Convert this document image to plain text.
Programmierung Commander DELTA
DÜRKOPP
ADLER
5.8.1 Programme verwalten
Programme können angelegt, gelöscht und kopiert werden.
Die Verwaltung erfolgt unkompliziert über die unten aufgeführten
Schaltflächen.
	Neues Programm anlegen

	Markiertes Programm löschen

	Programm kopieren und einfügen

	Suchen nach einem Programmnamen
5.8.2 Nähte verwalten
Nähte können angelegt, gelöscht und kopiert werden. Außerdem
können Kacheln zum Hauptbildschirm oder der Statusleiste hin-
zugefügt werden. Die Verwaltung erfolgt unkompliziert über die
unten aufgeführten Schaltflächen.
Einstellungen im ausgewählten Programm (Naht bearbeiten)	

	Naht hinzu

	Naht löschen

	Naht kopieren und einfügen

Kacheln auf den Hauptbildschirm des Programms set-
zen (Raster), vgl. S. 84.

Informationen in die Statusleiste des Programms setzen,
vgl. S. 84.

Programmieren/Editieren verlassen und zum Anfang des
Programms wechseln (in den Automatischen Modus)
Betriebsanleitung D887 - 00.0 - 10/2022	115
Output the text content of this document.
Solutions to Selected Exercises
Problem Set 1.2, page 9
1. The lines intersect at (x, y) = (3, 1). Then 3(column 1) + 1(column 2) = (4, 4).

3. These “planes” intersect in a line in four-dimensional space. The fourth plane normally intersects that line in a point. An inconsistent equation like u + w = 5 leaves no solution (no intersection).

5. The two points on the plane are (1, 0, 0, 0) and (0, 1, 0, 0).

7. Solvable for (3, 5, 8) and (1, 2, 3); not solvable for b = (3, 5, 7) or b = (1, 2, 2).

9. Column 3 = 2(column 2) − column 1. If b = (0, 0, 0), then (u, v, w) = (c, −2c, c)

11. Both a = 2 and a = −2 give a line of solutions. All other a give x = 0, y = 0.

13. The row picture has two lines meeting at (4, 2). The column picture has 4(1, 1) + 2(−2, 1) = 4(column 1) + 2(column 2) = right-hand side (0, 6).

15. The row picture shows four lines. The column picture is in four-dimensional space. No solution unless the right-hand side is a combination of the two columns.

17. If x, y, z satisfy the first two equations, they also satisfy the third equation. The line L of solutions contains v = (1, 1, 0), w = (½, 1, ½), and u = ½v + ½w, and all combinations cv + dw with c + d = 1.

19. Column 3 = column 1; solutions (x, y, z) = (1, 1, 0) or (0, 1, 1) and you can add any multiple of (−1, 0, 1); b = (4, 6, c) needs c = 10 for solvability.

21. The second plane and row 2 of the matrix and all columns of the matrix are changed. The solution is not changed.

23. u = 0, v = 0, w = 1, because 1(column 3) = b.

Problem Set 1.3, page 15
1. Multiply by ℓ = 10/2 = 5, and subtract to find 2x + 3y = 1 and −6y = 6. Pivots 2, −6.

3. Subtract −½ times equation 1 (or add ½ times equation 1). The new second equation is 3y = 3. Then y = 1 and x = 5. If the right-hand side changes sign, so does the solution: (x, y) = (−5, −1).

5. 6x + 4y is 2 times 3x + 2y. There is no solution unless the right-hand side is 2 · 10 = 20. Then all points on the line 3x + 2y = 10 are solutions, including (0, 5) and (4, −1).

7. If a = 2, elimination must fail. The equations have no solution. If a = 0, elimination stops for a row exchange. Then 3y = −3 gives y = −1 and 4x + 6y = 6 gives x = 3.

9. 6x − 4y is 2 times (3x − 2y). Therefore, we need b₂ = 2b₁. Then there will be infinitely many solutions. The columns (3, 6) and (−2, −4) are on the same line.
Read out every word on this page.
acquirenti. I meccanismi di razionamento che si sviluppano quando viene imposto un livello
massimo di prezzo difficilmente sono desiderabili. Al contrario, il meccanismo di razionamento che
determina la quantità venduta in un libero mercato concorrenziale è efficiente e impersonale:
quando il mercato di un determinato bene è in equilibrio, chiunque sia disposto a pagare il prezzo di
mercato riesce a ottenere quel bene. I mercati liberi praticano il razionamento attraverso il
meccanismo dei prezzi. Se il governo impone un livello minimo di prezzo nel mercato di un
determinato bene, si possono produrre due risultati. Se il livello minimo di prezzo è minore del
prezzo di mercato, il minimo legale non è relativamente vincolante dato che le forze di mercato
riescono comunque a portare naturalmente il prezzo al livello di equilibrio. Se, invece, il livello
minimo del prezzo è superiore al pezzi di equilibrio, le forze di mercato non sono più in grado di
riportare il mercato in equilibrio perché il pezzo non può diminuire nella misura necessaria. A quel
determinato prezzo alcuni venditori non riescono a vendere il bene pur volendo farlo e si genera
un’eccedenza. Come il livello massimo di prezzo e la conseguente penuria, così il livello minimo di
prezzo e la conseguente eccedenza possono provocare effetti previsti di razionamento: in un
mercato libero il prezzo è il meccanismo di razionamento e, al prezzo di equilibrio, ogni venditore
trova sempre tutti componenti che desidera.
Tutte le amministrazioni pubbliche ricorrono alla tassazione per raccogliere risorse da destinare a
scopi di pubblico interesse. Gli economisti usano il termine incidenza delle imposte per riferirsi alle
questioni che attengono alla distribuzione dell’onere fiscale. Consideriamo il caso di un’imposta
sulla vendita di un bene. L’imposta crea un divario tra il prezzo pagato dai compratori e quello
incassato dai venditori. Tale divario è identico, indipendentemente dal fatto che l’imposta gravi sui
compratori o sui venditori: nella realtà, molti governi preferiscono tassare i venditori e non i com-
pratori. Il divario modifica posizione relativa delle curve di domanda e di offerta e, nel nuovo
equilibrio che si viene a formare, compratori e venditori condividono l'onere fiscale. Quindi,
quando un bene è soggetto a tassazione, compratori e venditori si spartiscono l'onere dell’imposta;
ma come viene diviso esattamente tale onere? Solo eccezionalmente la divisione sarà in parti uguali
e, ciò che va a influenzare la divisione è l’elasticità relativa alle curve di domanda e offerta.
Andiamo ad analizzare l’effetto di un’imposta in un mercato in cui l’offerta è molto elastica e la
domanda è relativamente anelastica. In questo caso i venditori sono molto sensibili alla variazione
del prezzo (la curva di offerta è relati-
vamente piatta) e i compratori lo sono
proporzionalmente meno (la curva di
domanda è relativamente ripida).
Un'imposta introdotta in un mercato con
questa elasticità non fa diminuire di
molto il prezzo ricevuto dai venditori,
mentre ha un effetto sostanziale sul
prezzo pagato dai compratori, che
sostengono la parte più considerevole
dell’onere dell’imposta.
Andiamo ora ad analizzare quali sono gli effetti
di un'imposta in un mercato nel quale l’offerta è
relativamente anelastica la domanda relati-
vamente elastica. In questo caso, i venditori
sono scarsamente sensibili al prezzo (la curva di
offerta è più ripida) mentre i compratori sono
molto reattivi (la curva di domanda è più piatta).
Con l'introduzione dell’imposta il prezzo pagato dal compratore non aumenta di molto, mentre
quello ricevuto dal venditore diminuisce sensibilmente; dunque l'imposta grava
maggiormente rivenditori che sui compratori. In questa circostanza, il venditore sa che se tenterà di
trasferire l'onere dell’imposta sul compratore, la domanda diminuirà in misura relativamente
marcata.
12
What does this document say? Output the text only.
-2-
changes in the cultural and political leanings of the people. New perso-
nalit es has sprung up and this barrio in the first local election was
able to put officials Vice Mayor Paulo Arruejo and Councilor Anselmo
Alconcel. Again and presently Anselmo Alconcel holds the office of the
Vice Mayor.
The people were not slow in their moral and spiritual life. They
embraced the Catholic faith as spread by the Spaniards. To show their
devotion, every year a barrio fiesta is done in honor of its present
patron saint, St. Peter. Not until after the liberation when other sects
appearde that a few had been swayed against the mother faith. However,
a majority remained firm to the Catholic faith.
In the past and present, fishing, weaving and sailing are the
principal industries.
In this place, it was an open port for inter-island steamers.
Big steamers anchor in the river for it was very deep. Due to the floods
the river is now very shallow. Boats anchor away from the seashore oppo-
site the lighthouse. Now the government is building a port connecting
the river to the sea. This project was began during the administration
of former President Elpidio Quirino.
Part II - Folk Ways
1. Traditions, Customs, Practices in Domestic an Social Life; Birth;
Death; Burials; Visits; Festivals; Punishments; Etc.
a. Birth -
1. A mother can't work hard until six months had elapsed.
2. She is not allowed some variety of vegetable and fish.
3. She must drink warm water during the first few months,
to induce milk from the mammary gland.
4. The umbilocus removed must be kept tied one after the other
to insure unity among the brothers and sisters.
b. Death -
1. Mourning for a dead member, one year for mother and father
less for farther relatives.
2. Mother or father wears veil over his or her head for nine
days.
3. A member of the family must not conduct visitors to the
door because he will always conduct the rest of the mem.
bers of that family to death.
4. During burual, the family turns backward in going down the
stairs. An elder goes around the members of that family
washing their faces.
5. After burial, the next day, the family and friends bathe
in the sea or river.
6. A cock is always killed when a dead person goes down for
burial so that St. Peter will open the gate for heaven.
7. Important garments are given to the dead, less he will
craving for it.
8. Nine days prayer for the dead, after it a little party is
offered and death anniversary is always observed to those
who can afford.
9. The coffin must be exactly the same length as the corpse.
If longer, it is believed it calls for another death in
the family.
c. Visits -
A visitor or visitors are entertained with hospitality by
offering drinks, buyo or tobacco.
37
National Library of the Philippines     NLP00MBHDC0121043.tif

--------

Track down every line of the material containing the string "Catholic", and copy it.

embraced the Catholic faith as spread by the Spaniards. To show their
a majority remained firm to the Catholic faith.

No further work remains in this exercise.